◆ **Task prompt**
Isolate every line in the data with the string "pełzakowica" and copy it.

◆ **The data**
=-=-=-=-=

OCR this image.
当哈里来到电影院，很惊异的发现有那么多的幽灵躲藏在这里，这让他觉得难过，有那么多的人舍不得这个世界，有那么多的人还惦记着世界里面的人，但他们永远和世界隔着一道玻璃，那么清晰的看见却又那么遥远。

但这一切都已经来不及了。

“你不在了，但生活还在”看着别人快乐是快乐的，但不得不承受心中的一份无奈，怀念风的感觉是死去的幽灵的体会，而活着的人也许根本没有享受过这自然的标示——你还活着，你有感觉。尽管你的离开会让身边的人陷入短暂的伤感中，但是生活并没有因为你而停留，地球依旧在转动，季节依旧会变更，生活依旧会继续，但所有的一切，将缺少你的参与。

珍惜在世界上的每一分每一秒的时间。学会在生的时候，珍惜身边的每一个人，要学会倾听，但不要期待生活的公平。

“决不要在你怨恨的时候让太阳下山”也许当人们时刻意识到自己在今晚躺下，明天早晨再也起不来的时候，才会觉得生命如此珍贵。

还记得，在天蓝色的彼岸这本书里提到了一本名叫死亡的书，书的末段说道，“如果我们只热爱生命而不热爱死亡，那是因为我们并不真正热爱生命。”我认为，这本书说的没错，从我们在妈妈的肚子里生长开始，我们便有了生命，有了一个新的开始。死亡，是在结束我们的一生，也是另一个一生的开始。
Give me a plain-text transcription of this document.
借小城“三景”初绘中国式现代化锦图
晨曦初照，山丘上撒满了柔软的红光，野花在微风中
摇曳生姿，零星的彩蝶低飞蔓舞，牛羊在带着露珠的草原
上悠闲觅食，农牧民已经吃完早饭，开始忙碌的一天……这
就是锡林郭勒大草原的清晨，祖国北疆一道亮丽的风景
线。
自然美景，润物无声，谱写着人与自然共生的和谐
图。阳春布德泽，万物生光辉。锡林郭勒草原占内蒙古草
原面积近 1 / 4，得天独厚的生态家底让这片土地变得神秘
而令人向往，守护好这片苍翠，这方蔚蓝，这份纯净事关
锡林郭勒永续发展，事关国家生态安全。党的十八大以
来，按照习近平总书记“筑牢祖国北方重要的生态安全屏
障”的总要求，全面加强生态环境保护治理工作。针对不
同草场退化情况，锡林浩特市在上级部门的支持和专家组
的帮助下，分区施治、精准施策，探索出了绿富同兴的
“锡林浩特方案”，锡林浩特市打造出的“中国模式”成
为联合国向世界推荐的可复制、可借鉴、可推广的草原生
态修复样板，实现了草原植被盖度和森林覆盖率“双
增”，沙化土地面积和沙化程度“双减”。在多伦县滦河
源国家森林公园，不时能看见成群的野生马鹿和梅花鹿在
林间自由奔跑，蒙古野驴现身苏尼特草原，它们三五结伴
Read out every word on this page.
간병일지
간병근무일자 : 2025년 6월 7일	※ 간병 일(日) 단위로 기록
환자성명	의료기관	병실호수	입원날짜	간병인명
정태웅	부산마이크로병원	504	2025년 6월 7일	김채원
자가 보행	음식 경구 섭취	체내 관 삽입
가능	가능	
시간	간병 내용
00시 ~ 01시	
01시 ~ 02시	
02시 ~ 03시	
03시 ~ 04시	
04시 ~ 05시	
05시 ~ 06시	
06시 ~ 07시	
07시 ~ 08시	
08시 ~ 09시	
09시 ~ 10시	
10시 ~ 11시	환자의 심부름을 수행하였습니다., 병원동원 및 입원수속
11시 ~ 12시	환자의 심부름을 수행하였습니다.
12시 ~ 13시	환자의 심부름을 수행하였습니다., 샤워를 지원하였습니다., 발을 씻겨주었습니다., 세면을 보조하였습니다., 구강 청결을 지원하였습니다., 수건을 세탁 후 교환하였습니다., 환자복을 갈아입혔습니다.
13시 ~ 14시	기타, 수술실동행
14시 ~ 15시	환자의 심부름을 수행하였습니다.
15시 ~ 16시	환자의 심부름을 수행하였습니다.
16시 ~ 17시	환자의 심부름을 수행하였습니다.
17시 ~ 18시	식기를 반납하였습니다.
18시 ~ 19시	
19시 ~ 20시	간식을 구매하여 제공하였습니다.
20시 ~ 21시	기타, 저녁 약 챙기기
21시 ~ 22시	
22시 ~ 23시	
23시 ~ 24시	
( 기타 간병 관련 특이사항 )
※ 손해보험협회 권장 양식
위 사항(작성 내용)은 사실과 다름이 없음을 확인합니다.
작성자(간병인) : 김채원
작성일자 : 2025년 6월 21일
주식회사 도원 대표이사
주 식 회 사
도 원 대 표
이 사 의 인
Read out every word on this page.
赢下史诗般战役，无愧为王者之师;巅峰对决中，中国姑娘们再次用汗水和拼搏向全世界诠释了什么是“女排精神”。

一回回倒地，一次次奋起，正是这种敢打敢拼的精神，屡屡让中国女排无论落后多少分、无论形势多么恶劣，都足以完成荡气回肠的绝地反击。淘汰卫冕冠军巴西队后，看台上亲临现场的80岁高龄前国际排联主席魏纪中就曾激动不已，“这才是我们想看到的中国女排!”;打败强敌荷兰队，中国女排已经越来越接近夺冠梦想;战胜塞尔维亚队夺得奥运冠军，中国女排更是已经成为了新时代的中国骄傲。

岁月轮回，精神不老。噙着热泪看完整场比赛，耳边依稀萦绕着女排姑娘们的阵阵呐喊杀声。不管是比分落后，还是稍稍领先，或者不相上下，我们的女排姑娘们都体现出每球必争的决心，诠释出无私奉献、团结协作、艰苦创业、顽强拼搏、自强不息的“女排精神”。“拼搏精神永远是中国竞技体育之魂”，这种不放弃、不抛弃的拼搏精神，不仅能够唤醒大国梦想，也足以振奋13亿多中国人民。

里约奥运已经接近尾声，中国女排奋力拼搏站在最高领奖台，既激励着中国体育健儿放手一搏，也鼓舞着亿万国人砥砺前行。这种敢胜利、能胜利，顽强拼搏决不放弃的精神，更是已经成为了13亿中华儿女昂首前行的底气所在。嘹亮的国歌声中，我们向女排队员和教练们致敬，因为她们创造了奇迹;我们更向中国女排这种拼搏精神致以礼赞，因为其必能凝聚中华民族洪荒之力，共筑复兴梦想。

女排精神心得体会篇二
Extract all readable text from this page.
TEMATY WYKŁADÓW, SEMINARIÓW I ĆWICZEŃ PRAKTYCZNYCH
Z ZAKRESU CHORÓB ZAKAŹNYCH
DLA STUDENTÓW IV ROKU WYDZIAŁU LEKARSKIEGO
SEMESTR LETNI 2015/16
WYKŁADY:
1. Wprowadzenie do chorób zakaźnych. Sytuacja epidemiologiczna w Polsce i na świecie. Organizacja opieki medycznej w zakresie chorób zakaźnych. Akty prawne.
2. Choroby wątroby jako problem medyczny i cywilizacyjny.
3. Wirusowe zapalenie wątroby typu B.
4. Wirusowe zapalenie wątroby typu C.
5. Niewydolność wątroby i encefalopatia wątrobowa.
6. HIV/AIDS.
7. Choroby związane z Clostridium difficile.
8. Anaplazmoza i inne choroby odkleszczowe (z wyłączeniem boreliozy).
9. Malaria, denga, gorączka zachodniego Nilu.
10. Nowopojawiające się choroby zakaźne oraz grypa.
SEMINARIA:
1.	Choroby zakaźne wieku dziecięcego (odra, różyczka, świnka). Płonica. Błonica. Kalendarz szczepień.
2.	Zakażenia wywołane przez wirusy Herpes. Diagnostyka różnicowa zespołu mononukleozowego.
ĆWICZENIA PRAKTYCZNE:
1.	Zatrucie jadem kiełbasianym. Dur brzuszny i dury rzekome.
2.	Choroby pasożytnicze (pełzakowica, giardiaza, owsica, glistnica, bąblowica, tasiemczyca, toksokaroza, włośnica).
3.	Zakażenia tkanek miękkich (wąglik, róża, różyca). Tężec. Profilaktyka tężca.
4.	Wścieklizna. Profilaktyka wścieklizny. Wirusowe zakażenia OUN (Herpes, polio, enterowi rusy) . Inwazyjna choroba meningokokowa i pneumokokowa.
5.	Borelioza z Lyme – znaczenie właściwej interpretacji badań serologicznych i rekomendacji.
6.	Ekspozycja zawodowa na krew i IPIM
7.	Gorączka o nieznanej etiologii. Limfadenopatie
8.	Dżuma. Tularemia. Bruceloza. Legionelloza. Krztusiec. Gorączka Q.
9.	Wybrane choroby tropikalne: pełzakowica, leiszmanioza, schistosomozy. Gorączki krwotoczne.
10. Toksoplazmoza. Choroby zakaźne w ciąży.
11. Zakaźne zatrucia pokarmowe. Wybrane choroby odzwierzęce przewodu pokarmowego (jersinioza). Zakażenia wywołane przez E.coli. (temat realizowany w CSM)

=-=-=-=-=

◆ **In response**
2.	Choroby pasożytnicze (pełzakowica, giardiaza, owsica, glistnica, bąblowica, tasiemczyca, toksokaroza, włośnica).
9.	Wybrane choroby tropikalne: pełzakowica, leiszmanioza, schistosomozy. Gorączki krwotoczne.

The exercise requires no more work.